--- START ---
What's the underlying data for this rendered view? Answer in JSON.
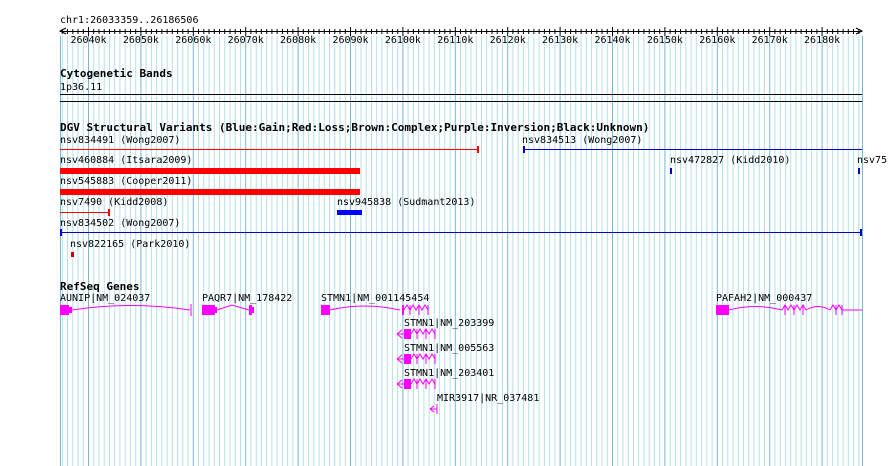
{
  "ruler": {
    "range_label": "chr1:26033359..26186506",
    "ticks": [
      "26040k",
      "26050k",
      "26060k",
      "26070k",
      "26080k",
      "26090k",
      "26100k",
      "26110k",
      "26120k",
      "26130k",
      "26140k",
      "26150k",
      "26160k",
      "26170k",
      "26180k"
    ]
  },
  "cytobands": {
    "title": "Cytogenetic Bands",
    "band": "1p36.11"
  },
  "dgv": {
    "title": "DGV Structural Variants (Blue:Gain;Red:Loss;Brown:Complex;Purple:Inversion;Black:Unknown)",
    "colors": {
      "loss": "#ff0000",
      "gain": "#0000ff",
      "line_gain": "#0000cc"
    },
    "features": [
      "nsv834491 (Wong2007)",
      "nsv834513 (Wong2007)",
      "nsv460884 (Itsara2009)",
      "nsv472827 (Kidd2010)",
      "nsv75",
      "nsv545883 (Cooper2011)",
      "nsv7490 (Kidd2008)",
      "nsv945838 (Sudmant2013)",
      "nsv834502 (Wong2007)",
      "nsv822165 (Park2010)"
    ]
  },
  "refseq": {
    "title": "RefSeq Genes",
    "color": "#ff00ff",
    "genes": [
      "AUNIP|NM_024037",
      "PAQR7|NM_178422",
      "STMN1|NM_001145454",
      "PAFAH2|NM_000437",
      "STMN1|NM_203399",
      "STMN1|NM_005563",
      "STMN1|NM_203401",
      "MIR3917|NR_037481"
    ]
  }
}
--- END ---
PROBLEM TO WORK ON - Send back every line above exactly, skipping all pictures.

REPLY TO THE TASK -
What's the underlying data for this rendered view? Answer in JSON.
{
  "ruler": {
    "range_label": "chr1:26033359..26186506",
    "ticks": [
      "26040k",
      "26050k",
      "26060k",
      "26070k",
      "26080k",
      "26090k",
      "26100k",
      "26110k",
      "26120k",
      "26130k",
      "26140k",
      "26150k",
      "26160k",
      "26170k",
      "26180k"
    ]
  },
  "cytobands": {
    "title": "Cytogenetic Bands",
    "band": "1p36.11"
  },
  "dgv": {
    "title": "DGV Structural Variants (Blue:Gain;Red:Loss;Brown:Complex;Purple:Inversion;Black:Unknown)",
    "colors": {
      "loss": "#ff0000",
      "gain": "#0000ff",
      "line_gain": "#0000cc"
    },
    "features": [
      "nsv834491 (Wong2007)",
      "nsv834513 (Wong2007)",
      "nsv460884 (Itsara2009)",
      "nsv472827 (Kidd2010)",
      "nsv75",
      "nsv545883 (Cooper2011)",
      "nsv7490 (Kidd2008)",
      "nsv945838 (Sudmant2013)",
      "nsv834502 (Wong2007)",
      "nsv822165 (Park2010)"
    ]
  },
  "refseq": {
    "title": "RefSeq Genes",
    "color": "#ff00ff",
    "genes": [
      "AUNIP|NM_024037",
      "PAQR7|NM_178422",
      "STMN1|NM_001145454",
      "PAFAH2|NM_000437",
      "STMN1|NM_203399",
      "STMN1|NM_005563",
      "STMN1|NM_203401",
      "MIR3917|NR_037481"
    ]
  }
}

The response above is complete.